**JOB**
Each line in the entries below that holds the string "title" is to be listed.

-----

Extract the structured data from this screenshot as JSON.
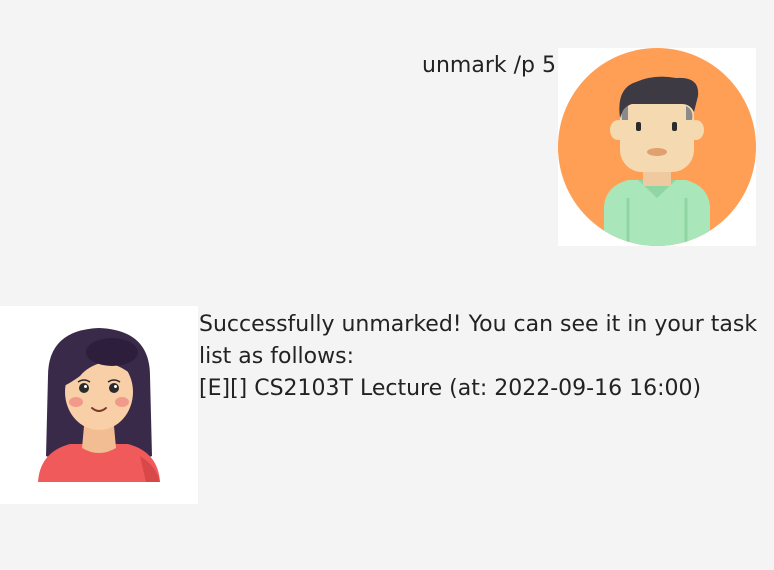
{
  "conversation": {
    "user_message": {
      "text": "unmark /p 5",
      "avatar": "man-avatar-icon"
    },
    "bot_message": {
      "lines": [
        "Successfully unmarked! You can see it in your task",
        "list as follows:",
        "[E][] CS2103T Lecture (at: 2022-09-16 16:00)"
      ],
      "avatar": "woman-avatar-icon"
    }
  },
  "colors": {
    "background": "#f4f4f4",
    "user_avatar_circle": "#ff9f55",
    "user_shirt": "#a9e6b9",
    "bot_shirt": "#f05a5a",
    "hair_dark": "#3a2a4a"
  }
}
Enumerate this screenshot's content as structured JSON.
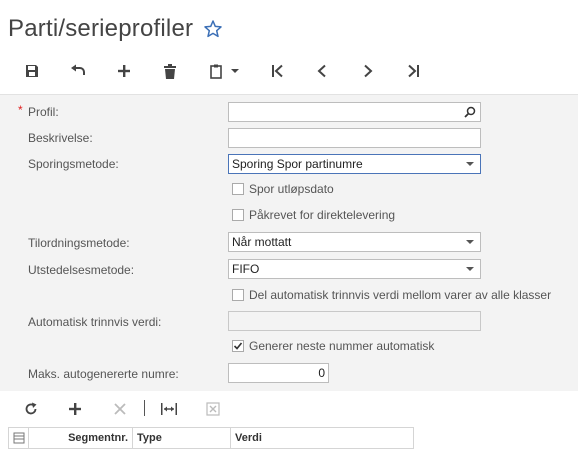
{
  "page": {
    "title": "Parti/serieprofiler"
  },
  "toolbar": {
    "buttons": [
      "save-icon",
      "undo-icon",
      "add-icon",
      "delete-icon",
      "clipboard-icon",
      "first-icon",
      "prev-icon",
      "next-icon",
      "last-icon"
    ]
  },
  "form": {
    "profil_label": "Profil:",
    "profil_value": "",
    "beskrivelse_label": "Beskrivelse:",
    "beskrivelse_value": "",
    "sporingsmetode_label": "Sporingsmetode:",
    "sporingsmetode_value": "Sporing Spor partinumre",
    "spor_utlopsdato_label": "Spor utløpsdato",
    "spor_utlopsdato_checked": false,
    "pakrevet_label": "Påkrevet for direktelevering",
    "pakrevet_checked": false,
    "tilordningsmetode_label": "Tilordningsmetode:",
    "tilordningsmetode_value": "Når mottatt",
    "utstedelsesmetode_label": "Utstedelsesmetode:",
    "utstedelsesmetode_value": "FIFO",
    "del_auto_label": "Del automatisk trinnvis verdi mellom varer av alle klasser",
    "del_auto_checked": false,
    "auto_trinnvis_label": "Automatisk trinnvis verdi:",
    "auto_trinnvis_value": "",
    "generer_label": "Generer neste nummer automatisk",
    "generer_checked": true,
    "maks_label": "Maks. autogenererte numre:",
    "maks_value": "0"
  },
  "grid": {
    "columns": [
      "Segmentnr.",
      "Type",
      "Verdi"
    ]
  },
  "colors": {
    "accent": "#4a74b8",
    "required": "#e02020",
    "form_bg": "#f3f3f3"
  }
}
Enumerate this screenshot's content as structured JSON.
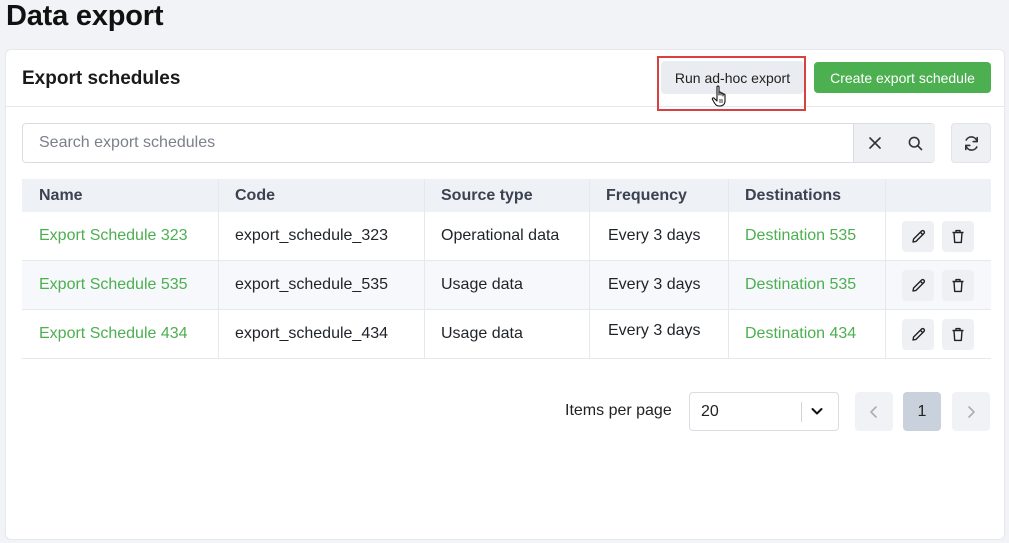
{
  "page": {
    "title": "Data export"
  },
  "card": {
    "title": "Export schedules",
    "adhoc_label": "Run ad-hoc export",
    "create_label": "Create export schedule"
  },
  "search": {
    "placeholder": "Search export schedules",
    "value": ""
  },
  "table": {
    "headers": [
      "Name",
      "Code",
      "Source type",
      "Frequency",
      "Destinations"
    ],
    "rows": [
      {
        "name": "Export Schedule 323",
        "code": "export_schedule_323",
        "source": "Operational data",
        "frequency": "Every 3 days",
        "destination": "Destination 535"
      },
      {
        "name": "Export Schedule 535",
        "code": "export_schedule_535",
        "source": "Usage data",
        "frequency": "Every 3 days",
        "destination": "Destination 535"
      },
      {
        "name": "Export Schedule 434",
        "code": "export_schedule_434",
        "source": "Usage data",
        "frequency": "Every 3 days",
        "destination": "Destination 434"
      }
    ]
  },
  "pagination": {
    "items_per_page_label": "Items per page",
    "items_per_page_value": "20",
    "current_page": "1"
  },
  "colors": {
    "accent": "#4caf50",
    "highlight": "#d94040"
  },
  "icons": [
    "clear-icon",
    "search-icon",
    "refresh-icon",
    "edit-icon",
    "trash-icon",
    "chevron-down-icon",
    "chevron-left-icon",
    "chevron-right-icon",
    "hand-cursor-icon"
  ]
}
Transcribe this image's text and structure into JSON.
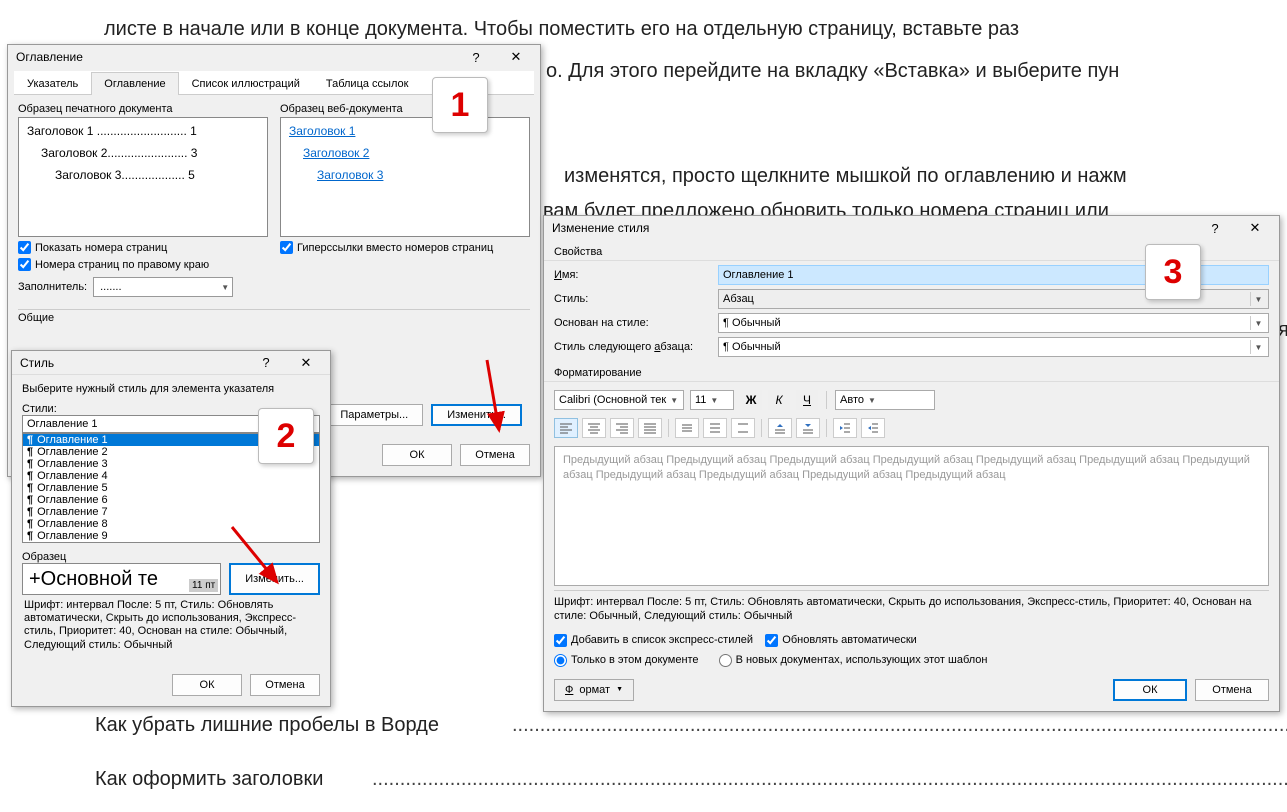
{
  "bg": {
    "line1": "листе в начале или в конце документа. Чтобы поместить его на отдельную страницу, вставьте раз",
    "line2_a": "о. Для этого перейдите на вкладку «Вставка» и выберите пун",
    "line3": "изменятся, просто щелкните мышкой по оглавлению и нажм",
    "line4": "вам будет предложено обновить только номера страниц или",
    "line_r1": "я",
    "line_bottom1": "Как убрать лишние пробелы в Ворде",
    "line_bottom2": "Как оформить заголовки",
    "dots": "....................................................................................................................................................................................."
  },
  "dlg1": {
    "title": "Оглавление",
    "tabs": {
      "t1": "Указатель",
      "t2": "Оглавление",
      "t3": "Список иллюстраций",
      "t4": "Таблица ссылок"
    },
    "preview_print_lbl": "Образец печатного документа",
    "preview_web_lbl": "Образец веб-документа",
    "p_lines": {
      "l1": "Заголовок 1 ........................... 1",
      "l2": "Заголовок 2........................ 3",
      "l3": "Заголовок 3................... 5"
    },
    "w_lines": {
      "l1": "Заголовок 1",
      "l2": "Заголовок 2",
      "l3": "Заголовок 3"
    },
    "chk_pagenum": "Показать номера страниц",
    "chk_hyper": "Гиперссылки вместо номеров страниц",
    "chk_right": "Номера страниц по правому краю",
    "fill_lbl": "Заполнитель:",
    "fill_val": ".......",
    "general_lbl": "Общие",
    "btn_params": "Параметры...",
    "btn_modify": "Изменить...",
    "btn_ok": "ОК",
    "btn_cancel": "Отмена"
  },
  "dlg2": {
    "title": "Стиль",
    "hint": "Выберите нужный стиль для элемента указателя",
    "styles_lbl": "Стили:",
    "input_val": "Оглавление 1",
    "items": [
      "Оглавление 1",
      "Оглавление 2",
      "Оглавление 3",
      "Оглавление 4",
      "Оглавление 5",
      "Оглавление 6",
      "Оглавление 7",
      "Оглавление 8",
      "Оглавление 9"
    ],
    "sample_lbl": "Образец",
    "sample_text": "+Основной те",
    "sample_size": "11 пт",
    "btn_modify": "Изменить...",
    "desc": "Шрифт: интервал После:  5 пт, Стиль: Обновлять автоматически, Скрыть до использования, Экспресс-стиль, Приоритет: 40, Основан на стиле: Обычный, Следующий стиль: Обычный",
    "btn_ok": "ОК",
    "btn_cancel": "Отмена"
  },
  "dlg3": {
    "title": "Изменение стиля",
    "grp_props": "Свойства",
    "name_lbl": "Имя:",
    "name_val": "Оглавление 1",
    "style_lbl": "Стиль:",
    "style_val": "Абзац",
    "based_lbl": "Основан на стиле:",
    "based_val": "¶ Обычный",
    "next_lbl": "Стиль следующего абзаца:",
    "next_val": "¶ Обычный",
    "grp_fmt": "Форматирование",
    "font_val": "Calibri (Основной тек",
    "size_val": "11",
    "bold": "Ж",
    "italic": "К",
    "under": "Ч",
    "color_val": "Авто",
    "preview_text": "Предыдущий абзац Предыдущий абзац Предыдущий абзац Предыдущий абзац Предыдущий абзац Предыдущий абзац Предыдущий абзац Предыдущий абзац Предыдущий абзац Предыдущий абзац Предыдущий абзац",
    "desc": "Шрифт: интервал После:  5 пт, Стиль: Обновлять автоматически, Скрыть до использования, Экспресс-стиль, Приоритет: 40, Основан на стиле: Обычный, Следующий стиль: Обычный",
    "chk_express": "Добавить в список экспресс-стилей",
    "chk_auto": "Обновлять автоматически",
    "radio_doc": "Только в этом документе",
    "radio_tmpl": "В новых документах, использующих этот шаблон",
    "btn_format": "Формат",
    "btn_ok": "ОК",
    "btn_cancel": "Отмена"
  },
  "callouts": {
    "c1": "1",
    "c2": "2",
    "c3": "3"
  }
}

-----

**PROBLEM SOLUTION**
    "title": "Parti/serieprofiler"
    "title": "Data export"
    "title": "Export schedules",
    "title": "Оглавление",
    "title": "Стиль",
    "title": "Изменение стиля",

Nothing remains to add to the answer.